• [The task]: Your task is to copy every line of the entries that contains "color".

• [Dataset excerpts]:
==========

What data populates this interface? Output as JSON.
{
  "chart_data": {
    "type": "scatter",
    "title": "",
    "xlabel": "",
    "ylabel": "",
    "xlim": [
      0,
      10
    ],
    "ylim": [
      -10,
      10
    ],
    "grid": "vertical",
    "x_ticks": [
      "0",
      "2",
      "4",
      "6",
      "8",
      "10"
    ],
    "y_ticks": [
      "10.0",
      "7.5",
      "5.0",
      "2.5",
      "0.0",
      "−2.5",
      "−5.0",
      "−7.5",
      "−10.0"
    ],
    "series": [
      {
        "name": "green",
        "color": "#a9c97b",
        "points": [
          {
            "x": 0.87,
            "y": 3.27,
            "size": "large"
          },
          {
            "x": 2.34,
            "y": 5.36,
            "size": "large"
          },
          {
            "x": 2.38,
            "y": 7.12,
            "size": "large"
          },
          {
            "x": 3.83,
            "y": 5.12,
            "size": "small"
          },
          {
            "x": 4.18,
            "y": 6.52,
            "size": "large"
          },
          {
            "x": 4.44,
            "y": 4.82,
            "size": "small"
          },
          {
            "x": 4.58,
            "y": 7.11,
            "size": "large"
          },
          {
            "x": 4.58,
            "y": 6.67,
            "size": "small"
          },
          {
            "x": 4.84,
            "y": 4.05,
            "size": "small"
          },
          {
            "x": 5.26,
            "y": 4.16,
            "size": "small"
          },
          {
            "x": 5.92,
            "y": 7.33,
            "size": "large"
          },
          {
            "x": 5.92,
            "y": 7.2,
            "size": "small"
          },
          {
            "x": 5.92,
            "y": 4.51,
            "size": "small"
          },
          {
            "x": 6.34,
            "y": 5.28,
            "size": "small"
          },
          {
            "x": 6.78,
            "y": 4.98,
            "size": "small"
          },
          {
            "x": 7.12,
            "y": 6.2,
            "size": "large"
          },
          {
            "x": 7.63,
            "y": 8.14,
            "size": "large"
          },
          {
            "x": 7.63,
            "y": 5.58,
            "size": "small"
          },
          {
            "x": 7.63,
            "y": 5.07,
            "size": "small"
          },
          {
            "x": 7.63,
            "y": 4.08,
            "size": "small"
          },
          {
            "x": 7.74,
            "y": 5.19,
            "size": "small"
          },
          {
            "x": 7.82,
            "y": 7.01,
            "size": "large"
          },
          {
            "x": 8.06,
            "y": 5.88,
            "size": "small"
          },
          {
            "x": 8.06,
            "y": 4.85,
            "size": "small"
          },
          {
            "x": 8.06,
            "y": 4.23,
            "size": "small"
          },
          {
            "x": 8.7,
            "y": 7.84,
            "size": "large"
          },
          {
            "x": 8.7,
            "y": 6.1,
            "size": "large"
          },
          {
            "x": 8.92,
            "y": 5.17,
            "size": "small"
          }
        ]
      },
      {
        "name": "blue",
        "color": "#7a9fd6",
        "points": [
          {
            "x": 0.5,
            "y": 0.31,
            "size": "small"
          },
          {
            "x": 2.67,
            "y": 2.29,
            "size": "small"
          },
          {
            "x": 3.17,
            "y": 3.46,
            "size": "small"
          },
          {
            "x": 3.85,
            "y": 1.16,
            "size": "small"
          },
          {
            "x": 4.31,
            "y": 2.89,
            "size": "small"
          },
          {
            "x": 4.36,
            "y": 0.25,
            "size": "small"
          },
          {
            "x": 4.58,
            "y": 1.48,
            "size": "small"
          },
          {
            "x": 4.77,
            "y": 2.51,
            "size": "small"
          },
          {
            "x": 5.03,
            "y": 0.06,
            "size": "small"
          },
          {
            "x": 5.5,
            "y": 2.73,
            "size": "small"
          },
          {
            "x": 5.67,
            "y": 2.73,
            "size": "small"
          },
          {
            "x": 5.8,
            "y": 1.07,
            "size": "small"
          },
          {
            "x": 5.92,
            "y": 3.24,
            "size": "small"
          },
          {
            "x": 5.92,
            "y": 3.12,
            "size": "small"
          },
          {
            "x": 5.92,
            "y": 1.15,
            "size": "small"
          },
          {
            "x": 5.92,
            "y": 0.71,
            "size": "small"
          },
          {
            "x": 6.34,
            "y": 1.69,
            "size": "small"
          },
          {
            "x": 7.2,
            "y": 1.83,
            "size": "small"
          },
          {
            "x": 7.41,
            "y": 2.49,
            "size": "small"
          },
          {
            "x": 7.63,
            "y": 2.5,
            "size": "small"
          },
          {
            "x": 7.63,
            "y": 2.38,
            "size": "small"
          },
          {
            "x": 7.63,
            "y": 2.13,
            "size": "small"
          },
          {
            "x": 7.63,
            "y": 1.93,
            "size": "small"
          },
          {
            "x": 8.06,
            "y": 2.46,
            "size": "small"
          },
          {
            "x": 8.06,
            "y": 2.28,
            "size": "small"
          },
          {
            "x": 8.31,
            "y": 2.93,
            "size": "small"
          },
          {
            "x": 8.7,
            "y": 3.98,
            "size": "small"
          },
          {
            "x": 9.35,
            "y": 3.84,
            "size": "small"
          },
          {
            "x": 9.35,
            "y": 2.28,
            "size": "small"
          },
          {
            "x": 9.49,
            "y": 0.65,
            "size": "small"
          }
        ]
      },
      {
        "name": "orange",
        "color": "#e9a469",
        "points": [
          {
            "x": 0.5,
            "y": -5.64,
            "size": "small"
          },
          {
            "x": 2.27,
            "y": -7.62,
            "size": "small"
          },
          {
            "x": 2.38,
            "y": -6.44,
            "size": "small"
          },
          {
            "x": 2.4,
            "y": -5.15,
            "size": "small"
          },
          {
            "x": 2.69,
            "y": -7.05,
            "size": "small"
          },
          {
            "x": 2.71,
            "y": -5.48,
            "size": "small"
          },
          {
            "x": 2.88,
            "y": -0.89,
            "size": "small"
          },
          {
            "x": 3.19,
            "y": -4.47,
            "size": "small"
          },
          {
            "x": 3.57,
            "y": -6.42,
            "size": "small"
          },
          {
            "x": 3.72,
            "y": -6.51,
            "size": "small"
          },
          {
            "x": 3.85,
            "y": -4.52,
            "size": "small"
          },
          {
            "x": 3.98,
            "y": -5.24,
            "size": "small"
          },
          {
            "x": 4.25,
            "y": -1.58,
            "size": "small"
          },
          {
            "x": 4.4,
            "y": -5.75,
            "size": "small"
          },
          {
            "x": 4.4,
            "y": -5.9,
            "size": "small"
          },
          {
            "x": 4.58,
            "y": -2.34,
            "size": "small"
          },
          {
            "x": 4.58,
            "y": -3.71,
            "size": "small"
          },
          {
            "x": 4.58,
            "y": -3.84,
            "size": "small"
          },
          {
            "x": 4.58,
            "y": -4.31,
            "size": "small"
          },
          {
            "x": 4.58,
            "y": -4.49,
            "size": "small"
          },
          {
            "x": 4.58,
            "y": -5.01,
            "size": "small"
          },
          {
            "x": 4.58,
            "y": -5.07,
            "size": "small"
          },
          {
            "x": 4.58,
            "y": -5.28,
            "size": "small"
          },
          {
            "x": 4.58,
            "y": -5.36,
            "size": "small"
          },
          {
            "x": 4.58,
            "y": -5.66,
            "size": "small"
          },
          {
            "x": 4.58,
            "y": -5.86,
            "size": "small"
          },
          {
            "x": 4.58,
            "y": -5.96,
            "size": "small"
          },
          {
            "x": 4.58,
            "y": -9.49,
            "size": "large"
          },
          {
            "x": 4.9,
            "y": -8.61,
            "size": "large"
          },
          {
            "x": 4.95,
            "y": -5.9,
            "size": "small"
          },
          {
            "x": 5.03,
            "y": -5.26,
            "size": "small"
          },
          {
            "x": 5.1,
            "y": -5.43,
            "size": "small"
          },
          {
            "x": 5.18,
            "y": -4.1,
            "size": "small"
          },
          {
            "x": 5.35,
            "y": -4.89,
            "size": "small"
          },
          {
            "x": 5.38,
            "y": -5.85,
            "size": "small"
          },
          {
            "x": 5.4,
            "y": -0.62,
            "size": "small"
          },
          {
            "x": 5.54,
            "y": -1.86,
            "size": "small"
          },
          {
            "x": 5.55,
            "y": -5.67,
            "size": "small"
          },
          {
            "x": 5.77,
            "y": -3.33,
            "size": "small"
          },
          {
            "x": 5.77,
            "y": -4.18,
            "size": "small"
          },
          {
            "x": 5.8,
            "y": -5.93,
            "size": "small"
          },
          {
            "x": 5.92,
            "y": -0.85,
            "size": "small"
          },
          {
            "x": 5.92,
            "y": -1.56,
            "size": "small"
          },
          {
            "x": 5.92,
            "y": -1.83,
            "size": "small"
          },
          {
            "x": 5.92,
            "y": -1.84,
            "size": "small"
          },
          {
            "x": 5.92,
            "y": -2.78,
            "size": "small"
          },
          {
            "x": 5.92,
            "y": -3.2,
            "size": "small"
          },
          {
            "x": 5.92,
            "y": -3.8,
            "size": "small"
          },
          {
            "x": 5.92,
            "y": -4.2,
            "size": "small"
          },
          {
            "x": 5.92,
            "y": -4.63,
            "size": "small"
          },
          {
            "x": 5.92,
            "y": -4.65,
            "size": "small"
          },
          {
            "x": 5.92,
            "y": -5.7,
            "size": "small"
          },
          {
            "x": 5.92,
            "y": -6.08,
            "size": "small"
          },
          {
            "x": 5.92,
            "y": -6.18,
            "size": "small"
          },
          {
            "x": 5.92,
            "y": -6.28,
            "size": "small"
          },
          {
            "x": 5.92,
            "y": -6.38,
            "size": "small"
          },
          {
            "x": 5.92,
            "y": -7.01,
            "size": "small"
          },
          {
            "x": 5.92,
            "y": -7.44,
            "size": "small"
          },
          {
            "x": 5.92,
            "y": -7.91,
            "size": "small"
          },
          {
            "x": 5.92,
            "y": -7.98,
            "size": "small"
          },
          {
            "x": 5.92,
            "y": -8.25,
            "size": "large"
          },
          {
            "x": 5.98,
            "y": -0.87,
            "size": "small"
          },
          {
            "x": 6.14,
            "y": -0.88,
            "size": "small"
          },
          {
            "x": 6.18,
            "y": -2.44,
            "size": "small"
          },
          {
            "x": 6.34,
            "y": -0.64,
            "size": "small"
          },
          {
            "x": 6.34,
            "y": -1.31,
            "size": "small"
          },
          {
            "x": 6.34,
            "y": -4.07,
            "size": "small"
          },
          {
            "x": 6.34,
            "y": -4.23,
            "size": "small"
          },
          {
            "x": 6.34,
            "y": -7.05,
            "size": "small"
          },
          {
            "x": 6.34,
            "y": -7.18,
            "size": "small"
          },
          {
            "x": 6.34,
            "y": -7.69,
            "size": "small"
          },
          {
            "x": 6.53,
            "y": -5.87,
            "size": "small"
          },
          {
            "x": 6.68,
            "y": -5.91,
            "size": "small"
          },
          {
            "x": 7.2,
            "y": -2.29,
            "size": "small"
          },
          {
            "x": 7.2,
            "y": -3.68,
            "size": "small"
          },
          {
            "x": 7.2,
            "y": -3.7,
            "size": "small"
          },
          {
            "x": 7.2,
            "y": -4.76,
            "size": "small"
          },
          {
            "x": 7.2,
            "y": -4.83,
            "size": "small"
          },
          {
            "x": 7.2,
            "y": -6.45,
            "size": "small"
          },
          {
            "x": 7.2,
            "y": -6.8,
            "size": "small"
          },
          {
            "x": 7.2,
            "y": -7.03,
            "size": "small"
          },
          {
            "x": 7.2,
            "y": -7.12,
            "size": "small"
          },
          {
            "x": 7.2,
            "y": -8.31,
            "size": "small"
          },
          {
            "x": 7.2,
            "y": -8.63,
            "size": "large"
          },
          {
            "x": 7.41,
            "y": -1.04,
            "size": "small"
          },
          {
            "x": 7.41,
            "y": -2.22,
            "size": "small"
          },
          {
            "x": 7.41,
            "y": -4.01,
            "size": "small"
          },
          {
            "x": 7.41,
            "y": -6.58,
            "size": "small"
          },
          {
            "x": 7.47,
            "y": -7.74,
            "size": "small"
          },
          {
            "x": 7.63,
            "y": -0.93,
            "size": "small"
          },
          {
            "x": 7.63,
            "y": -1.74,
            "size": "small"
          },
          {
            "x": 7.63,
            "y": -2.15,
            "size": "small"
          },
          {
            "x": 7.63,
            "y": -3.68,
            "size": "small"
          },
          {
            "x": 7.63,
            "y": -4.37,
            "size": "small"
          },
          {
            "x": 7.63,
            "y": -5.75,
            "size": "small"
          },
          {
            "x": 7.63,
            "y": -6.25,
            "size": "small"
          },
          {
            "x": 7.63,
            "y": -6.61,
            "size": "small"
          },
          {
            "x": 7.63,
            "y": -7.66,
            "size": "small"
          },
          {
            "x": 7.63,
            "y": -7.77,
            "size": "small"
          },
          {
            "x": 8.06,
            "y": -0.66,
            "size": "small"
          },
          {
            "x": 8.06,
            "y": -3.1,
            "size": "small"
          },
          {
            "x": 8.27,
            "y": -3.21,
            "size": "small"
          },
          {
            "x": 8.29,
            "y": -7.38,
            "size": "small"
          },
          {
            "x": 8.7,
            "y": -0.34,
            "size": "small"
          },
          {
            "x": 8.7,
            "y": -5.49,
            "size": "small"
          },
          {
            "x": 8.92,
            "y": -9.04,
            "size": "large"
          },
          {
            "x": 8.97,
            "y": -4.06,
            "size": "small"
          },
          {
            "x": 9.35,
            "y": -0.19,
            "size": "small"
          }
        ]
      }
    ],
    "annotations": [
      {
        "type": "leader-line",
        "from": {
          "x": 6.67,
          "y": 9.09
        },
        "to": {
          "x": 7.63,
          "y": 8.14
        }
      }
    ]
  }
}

==========

• [Final result]:
        "color": "#a9c97b",
        "color": "#7a9fd6",
        "color": "#e9a469",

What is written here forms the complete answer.